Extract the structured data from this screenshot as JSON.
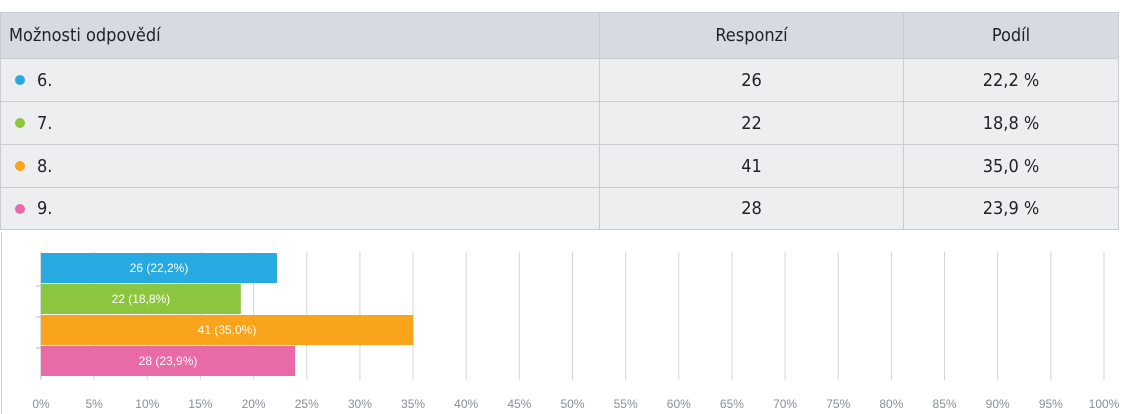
{
  "table": {
    "header": {
      "option": "Možnosti odpovědí",
      "responses": "Responzí",
      "share": "Podíl"
    },
    "rows": [
      {
        "option": "6.",
        "responses": "26",
        "share": "22,2 %",
        "color": "#27a9e1"
      },
      {
        "option": "7.",
        "responses": "22",
        "share": "18,8 %",
        "color": "#8cc63f"
      },
      {
        "option": "8.",
        "responses": "41",
        "share": "35,0 %",
        "color": "#f9a41a"
      },
      {
        "option": "9.",
        "responses": "28",
        "share": "23,9 %",
        "color": "#e86aa6"
      }
    ]
  },
  "chart_data": {
    "type": "bar",
    "orientation": "horizontal",
    "categories": [
      "6.",
      "7.",
      "8.",
      "9."
    ],
    "values": [
      22.2,
      18.8,
      35.0,
      23.9
    ],
    "counts": [
      26,
      22,
      41,
      28
    ],
    "data_labels": [
      "26 (22,2%)",
      "22 (18,8%)",
      "41 (35,0%)",
      "28 (23,9%)"
    ],
    "colors": [
      "#27a9e1",
      "#8cc63f",
      "#f9a41a",
      "#e86aa6"
    ],
    "xlim": [
      0,
      100
    ],
    "x_ticks": [
      "0%",
      "5%",
      "10%",
      "15%",
      "20%",
      "25%",
      "30%",
      "35%",
      "40%",
      "45%",
      "50%",
      "55%",
      "60%",
      "65%",
      "70%",
      "75%",
      "80%",
      "85%",
      "90%",
      "95%",
      "100%"
    ],
    "grid": true
  }
}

=====

Restate the data above word for word. Skip every picture.

▸ Output of the task:
Extract the structured data from this screenshot as JSON.
{
  "table": {
    "header": {
      "option": "Možnosti odpovědí",
      "responses": "Responzí",
      "share": "Podíl"
    },
    "rows": [
      {
        "option": "6.",
        "responses": "26",
        "share": "22,2 %",
        "color": "#27a9e1"
      },
      {
        "option": "7.",
        "responses": "22",
        "share": "18,8 %",
        "color": "#8cc63f"
      },
      {
        "option": "8.",
        "responses": "41",
        "share": "35,0 %",
        "color": "#f9a41a"
      },
      {
        "option": "9.",
        "responses": "28",
        "share": "23,9 %",
        "color": "#e86aa6"
      }
    ]
  },
  "chart_data": {
    "type": "bar",
    "orientation": "horizontal",
    "categories": [
      "6.",
      "7.",
      "8.",
      "9."
    ],
    "values": [
      22.2,
      18.8,
      35.0,
      23.9
    ],
    "counts": [
      26,
      22,
      41,
      28
    ],
    "data_labels": [
      "26 (22,2%)",
      "22 (18,8%)",
      "41 (35,0%)",
      "28 (23,9%)"
    ],
    "colors": [
      "#27a9e1",
      "#8cc63f",
      "#f9a41a",
      "#e86aa6"
    ],
    "xlim": [
      0,
      100
    ],
    "x_ticks": [
      "0%",
      "5%",
      "10%",
      "15%",
      "20%",
      "25%",
      "30%",
      "35%",
      "40%",
      "45%",
      "50%",
      "55%",
      "60%",
      "65%",
      "70%",
      "75%",
      "80%",
      "85%",
      "90%",
      "95%",
      "100%"
    ],
    "grid": true
  }
}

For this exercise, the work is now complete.